Data records>
◆ ◆ ◆ ◆
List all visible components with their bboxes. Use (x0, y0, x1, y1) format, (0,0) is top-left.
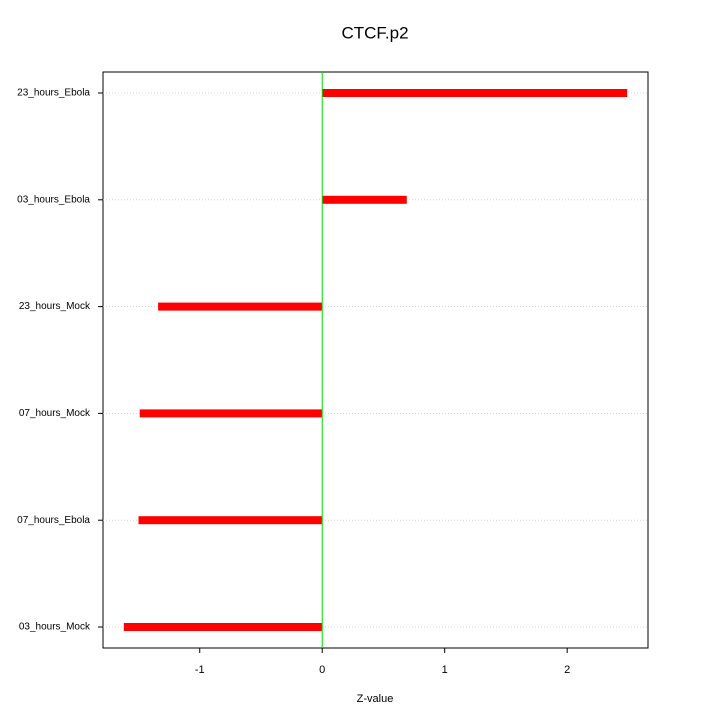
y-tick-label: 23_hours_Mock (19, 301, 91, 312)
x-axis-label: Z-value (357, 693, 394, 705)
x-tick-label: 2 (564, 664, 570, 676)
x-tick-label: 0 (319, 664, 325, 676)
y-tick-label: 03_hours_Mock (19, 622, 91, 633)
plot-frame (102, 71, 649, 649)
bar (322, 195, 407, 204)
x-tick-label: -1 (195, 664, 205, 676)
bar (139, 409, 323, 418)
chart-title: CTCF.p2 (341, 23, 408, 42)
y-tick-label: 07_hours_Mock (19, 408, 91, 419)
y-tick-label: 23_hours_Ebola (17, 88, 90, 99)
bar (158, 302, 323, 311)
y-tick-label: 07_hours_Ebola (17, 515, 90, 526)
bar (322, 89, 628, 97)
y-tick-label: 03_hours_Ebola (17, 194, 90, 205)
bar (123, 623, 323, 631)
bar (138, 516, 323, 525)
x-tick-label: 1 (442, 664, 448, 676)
◆ ◆ ◆ ◆
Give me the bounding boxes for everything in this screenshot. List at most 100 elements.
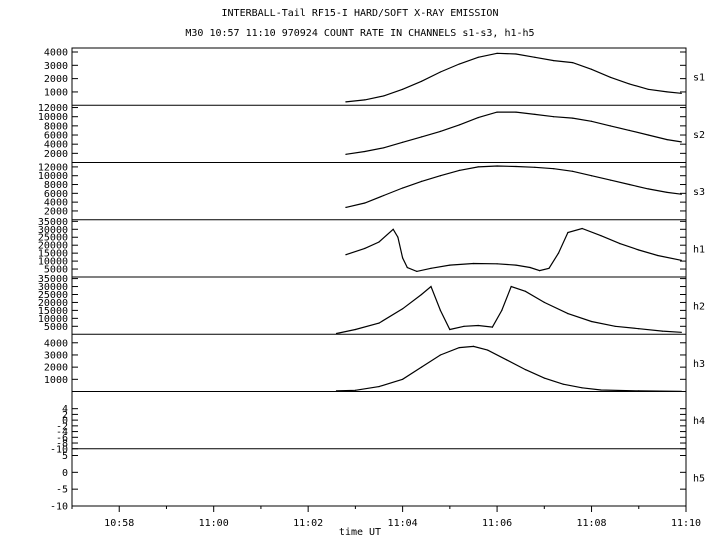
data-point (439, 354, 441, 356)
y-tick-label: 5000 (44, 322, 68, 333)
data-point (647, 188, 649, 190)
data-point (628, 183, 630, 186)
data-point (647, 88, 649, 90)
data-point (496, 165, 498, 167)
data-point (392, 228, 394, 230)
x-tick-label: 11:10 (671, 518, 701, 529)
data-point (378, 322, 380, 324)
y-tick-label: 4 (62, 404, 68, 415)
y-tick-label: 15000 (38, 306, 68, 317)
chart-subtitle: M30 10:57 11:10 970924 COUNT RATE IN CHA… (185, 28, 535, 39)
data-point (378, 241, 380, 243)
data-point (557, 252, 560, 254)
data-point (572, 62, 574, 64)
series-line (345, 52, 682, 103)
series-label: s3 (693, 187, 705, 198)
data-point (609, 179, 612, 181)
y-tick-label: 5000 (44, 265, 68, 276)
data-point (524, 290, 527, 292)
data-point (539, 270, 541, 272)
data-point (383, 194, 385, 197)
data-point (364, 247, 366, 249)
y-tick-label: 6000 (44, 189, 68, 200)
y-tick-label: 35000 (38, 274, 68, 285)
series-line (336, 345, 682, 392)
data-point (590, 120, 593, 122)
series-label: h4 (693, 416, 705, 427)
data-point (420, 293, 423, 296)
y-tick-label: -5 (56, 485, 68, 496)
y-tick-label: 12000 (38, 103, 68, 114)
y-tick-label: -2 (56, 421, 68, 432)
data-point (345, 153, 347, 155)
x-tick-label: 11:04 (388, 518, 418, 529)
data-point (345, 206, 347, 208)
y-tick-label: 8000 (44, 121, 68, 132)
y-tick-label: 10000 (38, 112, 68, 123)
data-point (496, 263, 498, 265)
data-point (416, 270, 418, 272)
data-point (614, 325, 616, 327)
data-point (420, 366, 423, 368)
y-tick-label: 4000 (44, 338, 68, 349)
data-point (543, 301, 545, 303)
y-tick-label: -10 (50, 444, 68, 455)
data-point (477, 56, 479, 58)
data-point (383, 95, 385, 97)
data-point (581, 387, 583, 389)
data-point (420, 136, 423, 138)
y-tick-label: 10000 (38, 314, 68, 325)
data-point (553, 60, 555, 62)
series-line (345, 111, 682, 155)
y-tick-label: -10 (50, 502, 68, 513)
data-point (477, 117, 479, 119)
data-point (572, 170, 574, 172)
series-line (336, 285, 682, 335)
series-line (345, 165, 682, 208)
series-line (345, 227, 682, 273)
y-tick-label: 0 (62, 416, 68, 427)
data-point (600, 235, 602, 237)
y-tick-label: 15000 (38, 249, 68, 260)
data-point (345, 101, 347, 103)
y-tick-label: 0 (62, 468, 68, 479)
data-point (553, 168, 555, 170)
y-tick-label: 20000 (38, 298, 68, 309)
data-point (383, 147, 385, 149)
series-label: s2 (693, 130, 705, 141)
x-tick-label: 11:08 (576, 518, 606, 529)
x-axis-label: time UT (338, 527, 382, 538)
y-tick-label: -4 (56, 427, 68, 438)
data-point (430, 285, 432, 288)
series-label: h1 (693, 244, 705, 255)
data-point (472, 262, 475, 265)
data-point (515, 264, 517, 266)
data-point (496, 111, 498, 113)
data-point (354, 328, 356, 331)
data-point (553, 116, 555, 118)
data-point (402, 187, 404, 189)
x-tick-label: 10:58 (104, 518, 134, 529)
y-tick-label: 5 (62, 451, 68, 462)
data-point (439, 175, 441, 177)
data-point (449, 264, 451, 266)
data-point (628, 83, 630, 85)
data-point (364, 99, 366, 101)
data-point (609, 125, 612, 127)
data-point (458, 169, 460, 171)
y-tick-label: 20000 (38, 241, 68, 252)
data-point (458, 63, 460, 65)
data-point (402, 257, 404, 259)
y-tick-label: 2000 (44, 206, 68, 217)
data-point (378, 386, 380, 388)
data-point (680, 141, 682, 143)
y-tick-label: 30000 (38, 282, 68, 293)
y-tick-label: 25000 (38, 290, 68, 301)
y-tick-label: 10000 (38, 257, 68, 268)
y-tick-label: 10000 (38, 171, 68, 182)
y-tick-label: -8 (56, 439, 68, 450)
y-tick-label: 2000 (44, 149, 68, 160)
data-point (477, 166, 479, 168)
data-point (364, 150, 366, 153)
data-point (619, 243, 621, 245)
◆ ◆ ◆ ◆
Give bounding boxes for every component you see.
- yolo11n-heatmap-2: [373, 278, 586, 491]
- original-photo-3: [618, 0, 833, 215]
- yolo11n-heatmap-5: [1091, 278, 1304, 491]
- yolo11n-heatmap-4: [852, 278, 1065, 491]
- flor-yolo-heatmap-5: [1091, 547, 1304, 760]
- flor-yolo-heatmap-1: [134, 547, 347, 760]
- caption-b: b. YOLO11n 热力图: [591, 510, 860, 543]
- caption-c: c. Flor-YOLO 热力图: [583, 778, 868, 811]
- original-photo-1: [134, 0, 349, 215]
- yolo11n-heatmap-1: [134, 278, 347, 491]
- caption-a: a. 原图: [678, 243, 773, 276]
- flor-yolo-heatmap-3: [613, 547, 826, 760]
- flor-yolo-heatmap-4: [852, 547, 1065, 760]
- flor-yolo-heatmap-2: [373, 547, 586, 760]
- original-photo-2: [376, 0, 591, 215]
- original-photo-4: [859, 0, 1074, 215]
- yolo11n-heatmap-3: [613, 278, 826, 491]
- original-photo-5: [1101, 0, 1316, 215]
◆ ◆ ◆ ◆
Reproduce, without any changes, everything in the records from the line containing "Give bounding boxes" down to the line containing "- flor-yolo-heatmap-5: [1091, 547, 1304, 760]", including both of those lines.

Give bounding boxes for every component you see.
- yolo11n-heatmap-2: [373, 278, 586, 491]
- original-photo-3: [618, 0, 833, 215]
- yolo11n-heatmap-5: [1091, 278, 1304, 491]
- yolo11n-heatmap-4: [852, 278, 1065, 491]
- flor-yolo-heatmap-5: [1091, 547, 1304, 760]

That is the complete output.